_What is expected:_ Extract from the listing each line in which the word "могилы" appears.

-- begin The records --

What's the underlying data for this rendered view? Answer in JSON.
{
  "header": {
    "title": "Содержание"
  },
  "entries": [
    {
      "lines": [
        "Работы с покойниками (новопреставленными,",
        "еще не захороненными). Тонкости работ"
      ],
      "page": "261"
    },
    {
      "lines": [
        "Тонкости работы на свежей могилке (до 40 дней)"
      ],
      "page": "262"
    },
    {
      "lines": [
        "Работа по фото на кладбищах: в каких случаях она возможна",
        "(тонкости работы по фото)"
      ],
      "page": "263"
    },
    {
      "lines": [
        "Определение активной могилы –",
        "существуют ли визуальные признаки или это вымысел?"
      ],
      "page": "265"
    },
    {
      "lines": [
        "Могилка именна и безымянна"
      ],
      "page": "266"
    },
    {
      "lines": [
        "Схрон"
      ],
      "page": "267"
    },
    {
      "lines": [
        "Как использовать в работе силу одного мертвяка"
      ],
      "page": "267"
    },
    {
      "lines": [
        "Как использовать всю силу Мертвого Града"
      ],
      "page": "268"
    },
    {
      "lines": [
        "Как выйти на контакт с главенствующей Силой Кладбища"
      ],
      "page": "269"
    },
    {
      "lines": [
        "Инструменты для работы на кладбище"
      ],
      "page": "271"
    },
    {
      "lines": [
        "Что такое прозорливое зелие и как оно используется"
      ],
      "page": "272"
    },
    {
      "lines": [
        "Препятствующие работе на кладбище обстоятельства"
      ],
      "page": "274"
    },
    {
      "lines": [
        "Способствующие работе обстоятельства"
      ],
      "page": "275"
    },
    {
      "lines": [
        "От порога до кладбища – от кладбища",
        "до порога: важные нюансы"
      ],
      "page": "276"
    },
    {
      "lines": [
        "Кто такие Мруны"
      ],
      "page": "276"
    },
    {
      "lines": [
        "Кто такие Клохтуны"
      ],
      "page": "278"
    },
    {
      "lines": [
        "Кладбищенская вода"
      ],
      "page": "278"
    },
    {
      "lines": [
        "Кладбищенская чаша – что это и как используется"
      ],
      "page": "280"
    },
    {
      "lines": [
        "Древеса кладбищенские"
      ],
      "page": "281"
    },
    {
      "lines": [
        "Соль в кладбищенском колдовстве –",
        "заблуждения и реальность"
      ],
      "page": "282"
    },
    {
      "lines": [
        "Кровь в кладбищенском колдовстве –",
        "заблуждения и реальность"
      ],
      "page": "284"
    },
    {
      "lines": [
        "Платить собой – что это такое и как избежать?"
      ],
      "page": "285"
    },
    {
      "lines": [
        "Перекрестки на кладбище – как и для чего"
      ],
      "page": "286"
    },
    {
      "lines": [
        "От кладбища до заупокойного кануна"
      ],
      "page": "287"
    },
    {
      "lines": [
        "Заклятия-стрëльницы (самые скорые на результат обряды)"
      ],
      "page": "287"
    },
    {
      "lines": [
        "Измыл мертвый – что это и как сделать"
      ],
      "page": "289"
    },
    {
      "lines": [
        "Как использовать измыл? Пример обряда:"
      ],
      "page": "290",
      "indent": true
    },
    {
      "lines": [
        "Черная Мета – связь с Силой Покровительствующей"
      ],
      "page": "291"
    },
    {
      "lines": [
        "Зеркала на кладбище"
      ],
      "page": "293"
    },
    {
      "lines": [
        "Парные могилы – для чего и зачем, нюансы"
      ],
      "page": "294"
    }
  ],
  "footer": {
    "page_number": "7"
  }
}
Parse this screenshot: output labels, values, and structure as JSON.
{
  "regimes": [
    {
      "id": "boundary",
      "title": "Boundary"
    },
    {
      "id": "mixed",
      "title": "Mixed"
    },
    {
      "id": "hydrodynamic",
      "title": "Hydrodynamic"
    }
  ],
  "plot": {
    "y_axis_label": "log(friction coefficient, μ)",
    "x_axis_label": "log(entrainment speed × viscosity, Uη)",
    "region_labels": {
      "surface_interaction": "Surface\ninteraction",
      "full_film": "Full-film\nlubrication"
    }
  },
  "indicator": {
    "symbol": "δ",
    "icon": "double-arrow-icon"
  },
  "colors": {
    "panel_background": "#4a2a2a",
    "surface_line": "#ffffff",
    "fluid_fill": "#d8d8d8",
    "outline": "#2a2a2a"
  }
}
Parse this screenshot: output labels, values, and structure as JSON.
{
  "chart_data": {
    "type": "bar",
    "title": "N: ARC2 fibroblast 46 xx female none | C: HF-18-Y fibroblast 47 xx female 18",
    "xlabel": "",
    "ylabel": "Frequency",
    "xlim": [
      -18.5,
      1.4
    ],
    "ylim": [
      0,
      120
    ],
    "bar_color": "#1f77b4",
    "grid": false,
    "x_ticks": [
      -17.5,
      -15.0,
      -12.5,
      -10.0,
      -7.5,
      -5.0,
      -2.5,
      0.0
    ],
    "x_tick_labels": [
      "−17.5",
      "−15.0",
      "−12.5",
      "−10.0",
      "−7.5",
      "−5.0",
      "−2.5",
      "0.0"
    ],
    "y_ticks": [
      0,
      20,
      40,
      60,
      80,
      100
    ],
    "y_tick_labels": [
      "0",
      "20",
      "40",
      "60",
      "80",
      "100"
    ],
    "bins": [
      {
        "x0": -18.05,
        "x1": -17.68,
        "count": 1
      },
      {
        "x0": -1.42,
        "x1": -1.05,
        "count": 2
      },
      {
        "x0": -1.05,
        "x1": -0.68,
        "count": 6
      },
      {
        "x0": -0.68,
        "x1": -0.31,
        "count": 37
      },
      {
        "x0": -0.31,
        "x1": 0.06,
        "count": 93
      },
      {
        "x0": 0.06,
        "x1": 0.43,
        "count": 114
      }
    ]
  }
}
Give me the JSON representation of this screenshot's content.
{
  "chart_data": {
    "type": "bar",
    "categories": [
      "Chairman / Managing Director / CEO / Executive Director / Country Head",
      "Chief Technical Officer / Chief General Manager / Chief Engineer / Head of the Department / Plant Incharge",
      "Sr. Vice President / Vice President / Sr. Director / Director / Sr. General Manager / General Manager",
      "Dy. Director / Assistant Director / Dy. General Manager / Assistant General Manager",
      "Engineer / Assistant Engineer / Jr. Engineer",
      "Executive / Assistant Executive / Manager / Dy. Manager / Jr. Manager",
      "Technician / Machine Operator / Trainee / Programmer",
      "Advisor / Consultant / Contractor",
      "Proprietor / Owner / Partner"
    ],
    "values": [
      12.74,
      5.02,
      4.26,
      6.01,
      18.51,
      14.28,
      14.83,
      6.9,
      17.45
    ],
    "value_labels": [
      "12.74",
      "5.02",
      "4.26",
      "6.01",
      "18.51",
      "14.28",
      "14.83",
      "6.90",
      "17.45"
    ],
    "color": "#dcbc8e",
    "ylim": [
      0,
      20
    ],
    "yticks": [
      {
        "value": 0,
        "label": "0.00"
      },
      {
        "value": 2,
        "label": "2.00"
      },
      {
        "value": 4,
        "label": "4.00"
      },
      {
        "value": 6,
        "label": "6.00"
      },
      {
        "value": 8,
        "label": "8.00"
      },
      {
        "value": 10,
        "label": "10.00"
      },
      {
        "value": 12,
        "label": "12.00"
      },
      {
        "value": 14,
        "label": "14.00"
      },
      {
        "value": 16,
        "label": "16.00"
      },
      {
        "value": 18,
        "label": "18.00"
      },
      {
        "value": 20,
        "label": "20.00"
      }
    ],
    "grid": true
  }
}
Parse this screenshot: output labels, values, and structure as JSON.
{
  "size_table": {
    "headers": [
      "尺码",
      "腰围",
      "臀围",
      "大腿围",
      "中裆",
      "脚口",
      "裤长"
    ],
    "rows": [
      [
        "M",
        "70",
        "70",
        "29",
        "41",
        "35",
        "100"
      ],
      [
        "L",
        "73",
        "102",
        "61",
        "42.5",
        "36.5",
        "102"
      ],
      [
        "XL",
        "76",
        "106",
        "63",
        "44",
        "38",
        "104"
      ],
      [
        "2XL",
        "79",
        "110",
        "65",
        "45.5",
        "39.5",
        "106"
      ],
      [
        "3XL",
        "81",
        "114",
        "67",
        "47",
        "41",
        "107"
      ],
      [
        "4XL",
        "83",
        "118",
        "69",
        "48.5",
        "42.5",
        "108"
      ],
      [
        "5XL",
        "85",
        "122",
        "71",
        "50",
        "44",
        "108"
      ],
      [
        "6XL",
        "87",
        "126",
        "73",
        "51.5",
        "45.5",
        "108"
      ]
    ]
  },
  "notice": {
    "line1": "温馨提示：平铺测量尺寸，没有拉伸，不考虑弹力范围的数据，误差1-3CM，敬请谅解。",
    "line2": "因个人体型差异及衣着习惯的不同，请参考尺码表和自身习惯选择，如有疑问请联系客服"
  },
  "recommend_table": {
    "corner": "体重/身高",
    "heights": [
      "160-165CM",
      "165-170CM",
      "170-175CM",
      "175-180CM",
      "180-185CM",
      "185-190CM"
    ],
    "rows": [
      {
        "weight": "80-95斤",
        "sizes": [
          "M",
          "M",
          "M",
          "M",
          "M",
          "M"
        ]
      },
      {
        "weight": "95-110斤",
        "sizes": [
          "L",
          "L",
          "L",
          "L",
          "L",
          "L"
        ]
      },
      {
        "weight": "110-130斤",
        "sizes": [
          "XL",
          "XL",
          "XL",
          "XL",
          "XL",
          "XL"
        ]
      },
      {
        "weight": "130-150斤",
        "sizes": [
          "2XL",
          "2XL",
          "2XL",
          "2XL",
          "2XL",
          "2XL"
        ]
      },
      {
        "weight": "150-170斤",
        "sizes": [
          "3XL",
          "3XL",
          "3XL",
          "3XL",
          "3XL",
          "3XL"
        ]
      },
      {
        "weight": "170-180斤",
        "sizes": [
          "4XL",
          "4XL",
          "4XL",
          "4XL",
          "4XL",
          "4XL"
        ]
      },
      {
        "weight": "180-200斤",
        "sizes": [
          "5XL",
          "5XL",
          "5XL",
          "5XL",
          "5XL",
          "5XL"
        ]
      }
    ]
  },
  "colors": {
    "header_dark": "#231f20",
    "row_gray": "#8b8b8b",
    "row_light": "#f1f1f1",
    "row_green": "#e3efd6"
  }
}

-- end The records --

_Final result:_
        "Определение активной могилы –",
        "Парные могилы – для чего и зачем, нюансы"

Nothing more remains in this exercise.